La federación británica British Equestrian ha lanzado una nueva campaña de concienciación sobre safeguarding, el conjunto de medidas destinadas a proteger a menores, jóvenes y adultos vulnerables dentro del deporte ecuestre. A través de publicaciones y documentación actualizada, la entidad recuerda que el abuso de una posición de confianza no siempre resulta evidente y que puede manifestarse de manera sutil si no se presta atención.
La organización señala que entrenadores, voluntarios, oficiales, padres y cualquier persona vinculada a la actividad ecuestre tienen la responsabilidad de detectar situaciones preocupantes y actuar para mantener entornos seguros. La guía publicada explica las obligaciones legales, las expectativas de protección y las buenas prácticas aplicables a quienes ocupan posiciones de responsabilidad dentro del deporte.
British Equestrian insiste en que cualquier evento ecuestre dirigido a menores o personas en situación de riesgo debe contar con políticas y procedimientos específicos de safeguarding. Estas medidas abarcan desde la selección segura de personal hasta protocolos de comunicación, gestión de incidencias y supervisión de participantes.
Entre las figuras clave destacan el organizador del evento y el responsable de safeguarding. El primero asume la responsabilidad general de la seguridad y del correcto funcionamiento del concurso, mientras que el segundo debe encargarse específicamente de la protección de participantes y voluntarios, así como de gestionar cualquier incidencia que pueda surgir antes, durante o después de la competición.
La federación también establece requisitos para el personal y los voluntarios, quienes deben completar formaciones básicas de safeguarding, conocer sus responsabilidades y familiarizarse con los protocolos del evento. Además, en determinados casos, será necesario contar con verificaciones de antecedentes penales.
Otro de los puntos destacados es la elaboración de evaluaciones de riesgo previas a cada evento. Estas evaluaciones deben contemplar aspectos como la proporción entre supervisores y menores, el uso de redes sociales, la fotografía, la comunicación con las familias o la actuación ante desapariciones y situaciones de emergencia.
British Equestrian señala que la preparación de un evento puede requerir meses de planificación y que la protección de participantes debe integrarse en todo el proceso organizativo. La entidad ha habilitado también canales directos para reportar preocupaciones relacionadas con la seguridad dentro de la actividad ecuestre.

**EJERCICIO 1**
En el fragmento de lectura, copia de nuevo todo lo que va desde "British Equestrian señala" hasta "la actividad ecuestre." y sustituye "meses" por "semanas".
**EJERCICIO 2**
Según el fragmento de lectura, ¿quién asume la responsabilidad general de la seguridad y del correcto funcionamiento del concurso?

**ENTRADAS DE DATOS**
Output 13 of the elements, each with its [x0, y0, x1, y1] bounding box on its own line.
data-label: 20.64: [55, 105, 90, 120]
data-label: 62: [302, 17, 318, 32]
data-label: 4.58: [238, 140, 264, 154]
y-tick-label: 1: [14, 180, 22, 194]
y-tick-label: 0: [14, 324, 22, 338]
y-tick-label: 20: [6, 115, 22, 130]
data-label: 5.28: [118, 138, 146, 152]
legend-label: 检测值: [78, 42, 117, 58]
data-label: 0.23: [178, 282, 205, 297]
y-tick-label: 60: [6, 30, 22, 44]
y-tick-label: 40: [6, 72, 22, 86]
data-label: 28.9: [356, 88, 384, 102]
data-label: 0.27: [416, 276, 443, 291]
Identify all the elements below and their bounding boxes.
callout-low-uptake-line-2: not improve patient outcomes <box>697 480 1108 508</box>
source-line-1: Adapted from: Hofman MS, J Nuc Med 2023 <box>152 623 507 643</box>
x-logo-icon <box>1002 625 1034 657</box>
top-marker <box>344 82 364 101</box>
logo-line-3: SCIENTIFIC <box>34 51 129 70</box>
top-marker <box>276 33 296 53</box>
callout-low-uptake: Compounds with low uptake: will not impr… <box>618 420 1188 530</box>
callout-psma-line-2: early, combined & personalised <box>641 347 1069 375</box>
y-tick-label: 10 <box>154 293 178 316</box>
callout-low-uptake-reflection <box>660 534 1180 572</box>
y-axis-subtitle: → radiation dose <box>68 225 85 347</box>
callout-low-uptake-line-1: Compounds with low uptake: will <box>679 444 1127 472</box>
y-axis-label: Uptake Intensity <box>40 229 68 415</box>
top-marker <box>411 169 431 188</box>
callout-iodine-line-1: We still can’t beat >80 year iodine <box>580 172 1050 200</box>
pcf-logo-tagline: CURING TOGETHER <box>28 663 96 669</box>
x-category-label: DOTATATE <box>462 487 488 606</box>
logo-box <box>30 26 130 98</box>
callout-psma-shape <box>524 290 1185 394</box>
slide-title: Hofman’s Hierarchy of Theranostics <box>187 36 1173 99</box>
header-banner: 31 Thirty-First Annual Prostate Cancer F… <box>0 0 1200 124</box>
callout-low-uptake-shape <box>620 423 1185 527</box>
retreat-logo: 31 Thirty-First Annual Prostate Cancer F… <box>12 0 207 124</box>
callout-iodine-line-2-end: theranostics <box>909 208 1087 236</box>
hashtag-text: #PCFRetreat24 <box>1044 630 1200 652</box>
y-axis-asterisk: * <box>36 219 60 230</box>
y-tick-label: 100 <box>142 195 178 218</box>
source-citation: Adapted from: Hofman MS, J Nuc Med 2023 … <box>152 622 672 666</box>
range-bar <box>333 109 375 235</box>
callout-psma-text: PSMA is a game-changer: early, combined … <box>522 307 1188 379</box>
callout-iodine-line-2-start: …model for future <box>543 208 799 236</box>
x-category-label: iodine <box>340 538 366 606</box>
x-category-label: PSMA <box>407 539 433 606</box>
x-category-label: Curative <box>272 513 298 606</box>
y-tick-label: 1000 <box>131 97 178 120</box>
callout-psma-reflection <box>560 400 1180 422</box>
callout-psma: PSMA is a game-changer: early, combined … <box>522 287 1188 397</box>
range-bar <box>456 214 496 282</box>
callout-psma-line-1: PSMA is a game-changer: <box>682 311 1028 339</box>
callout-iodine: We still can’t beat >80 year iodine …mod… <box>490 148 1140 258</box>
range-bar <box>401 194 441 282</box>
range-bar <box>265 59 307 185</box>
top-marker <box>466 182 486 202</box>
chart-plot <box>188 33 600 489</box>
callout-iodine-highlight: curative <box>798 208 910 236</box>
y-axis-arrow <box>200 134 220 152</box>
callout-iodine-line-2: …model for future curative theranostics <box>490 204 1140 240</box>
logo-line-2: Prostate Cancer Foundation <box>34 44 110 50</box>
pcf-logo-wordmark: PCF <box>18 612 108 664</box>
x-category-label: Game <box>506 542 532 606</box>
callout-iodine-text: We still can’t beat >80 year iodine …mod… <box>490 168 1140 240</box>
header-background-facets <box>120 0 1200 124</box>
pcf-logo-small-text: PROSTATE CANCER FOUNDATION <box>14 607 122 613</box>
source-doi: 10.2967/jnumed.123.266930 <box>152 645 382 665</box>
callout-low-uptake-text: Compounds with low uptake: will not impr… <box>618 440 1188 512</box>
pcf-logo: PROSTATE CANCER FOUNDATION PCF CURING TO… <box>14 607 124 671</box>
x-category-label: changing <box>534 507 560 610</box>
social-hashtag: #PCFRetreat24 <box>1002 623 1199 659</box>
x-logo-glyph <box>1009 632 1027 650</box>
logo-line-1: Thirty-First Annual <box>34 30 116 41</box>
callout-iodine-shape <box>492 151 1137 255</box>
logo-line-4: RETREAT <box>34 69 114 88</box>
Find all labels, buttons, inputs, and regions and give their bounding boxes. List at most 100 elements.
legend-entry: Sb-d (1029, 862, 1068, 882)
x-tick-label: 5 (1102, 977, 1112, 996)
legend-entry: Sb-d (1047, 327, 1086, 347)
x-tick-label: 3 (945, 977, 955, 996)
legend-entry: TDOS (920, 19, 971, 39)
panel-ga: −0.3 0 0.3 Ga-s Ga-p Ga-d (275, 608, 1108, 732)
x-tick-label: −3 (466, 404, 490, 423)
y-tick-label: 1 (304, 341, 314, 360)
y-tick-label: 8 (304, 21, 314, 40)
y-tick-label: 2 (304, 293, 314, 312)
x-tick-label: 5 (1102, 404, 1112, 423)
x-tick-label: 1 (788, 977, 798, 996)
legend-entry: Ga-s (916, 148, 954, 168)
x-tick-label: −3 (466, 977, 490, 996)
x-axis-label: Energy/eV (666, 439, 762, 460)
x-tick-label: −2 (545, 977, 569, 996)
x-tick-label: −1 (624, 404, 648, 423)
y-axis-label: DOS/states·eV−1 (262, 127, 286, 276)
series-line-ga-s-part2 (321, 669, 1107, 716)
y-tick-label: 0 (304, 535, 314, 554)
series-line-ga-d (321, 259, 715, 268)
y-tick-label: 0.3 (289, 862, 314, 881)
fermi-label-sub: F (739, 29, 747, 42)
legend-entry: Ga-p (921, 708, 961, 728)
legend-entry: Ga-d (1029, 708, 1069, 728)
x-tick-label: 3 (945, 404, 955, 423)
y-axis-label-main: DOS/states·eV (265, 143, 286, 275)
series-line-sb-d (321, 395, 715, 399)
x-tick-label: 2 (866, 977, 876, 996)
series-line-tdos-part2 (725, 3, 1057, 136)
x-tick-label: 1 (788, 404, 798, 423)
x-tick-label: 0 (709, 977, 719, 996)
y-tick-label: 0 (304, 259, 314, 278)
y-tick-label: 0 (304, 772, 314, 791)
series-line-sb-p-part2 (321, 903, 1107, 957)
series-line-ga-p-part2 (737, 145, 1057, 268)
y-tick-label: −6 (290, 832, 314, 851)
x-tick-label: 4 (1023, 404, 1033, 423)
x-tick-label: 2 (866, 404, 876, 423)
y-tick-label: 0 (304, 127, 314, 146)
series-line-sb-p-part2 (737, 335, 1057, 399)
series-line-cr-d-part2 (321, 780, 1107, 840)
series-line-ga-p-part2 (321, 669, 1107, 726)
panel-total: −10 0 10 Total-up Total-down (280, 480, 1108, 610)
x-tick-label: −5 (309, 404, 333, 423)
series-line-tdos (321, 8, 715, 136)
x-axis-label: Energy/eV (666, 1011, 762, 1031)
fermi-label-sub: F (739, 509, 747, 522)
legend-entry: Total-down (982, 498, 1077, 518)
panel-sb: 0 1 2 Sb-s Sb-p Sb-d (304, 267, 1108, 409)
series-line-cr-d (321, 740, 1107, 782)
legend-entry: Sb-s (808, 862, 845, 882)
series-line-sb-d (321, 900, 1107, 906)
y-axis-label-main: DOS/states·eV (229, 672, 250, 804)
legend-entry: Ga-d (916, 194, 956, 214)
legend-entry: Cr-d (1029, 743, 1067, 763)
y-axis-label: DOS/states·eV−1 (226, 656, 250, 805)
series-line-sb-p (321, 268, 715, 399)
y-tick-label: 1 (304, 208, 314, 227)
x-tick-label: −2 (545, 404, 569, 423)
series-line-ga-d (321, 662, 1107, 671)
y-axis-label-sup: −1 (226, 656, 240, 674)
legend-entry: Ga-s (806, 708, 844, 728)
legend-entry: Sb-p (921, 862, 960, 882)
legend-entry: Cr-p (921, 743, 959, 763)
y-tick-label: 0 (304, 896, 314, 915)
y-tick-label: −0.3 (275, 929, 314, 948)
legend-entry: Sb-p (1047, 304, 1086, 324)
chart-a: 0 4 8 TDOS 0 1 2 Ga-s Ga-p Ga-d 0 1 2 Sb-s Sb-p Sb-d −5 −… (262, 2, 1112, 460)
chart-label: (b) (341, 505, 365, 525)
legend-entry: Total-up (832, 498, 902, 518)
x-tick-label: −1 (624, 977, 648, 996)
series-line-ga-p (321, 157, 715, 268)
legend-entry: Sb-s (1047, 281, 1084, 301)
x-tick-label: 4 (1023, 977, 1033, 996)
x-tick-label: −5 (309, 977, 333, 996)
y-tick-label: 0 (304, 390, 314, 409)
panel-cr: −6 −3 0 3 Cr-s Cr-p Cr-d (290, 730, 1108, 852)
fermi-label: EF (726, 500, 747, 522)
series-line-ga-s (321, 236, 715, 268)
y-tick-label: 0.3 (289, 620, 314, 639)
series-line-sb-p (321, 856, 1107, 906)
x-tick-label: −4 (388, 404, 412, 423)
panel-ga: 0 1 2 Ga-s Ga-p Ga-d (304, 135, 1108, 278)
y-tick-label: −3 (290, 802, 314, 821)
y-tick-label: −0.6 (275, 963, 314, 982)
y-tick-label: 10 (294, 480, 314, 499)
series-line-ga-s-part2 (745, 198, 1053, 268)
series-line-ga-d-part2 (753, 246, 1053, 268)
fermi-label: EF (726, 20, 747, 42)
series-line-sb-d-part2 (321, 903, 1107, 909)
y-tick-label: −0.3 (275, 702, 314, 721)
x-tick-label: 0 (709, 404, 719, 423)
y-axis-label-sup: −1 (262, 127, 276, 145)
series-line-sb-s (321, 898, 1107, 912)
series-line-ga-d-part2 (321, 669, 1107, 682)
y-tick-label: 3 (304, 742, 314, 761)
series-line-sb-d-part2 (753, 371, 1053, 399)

**RESPUESTA 1**
British Equestrian señala que la preparación de un evento puede requerir semanas de planificación y que la protección de participantes debe integrarse en todo el proceso organizativo. La entidad ha habilitado también canales directos para reportar preocupaciones relacionadas con la seguridad dentro de la actividad ecuestre.

**RESPUESTA 2**
El organizador del evento.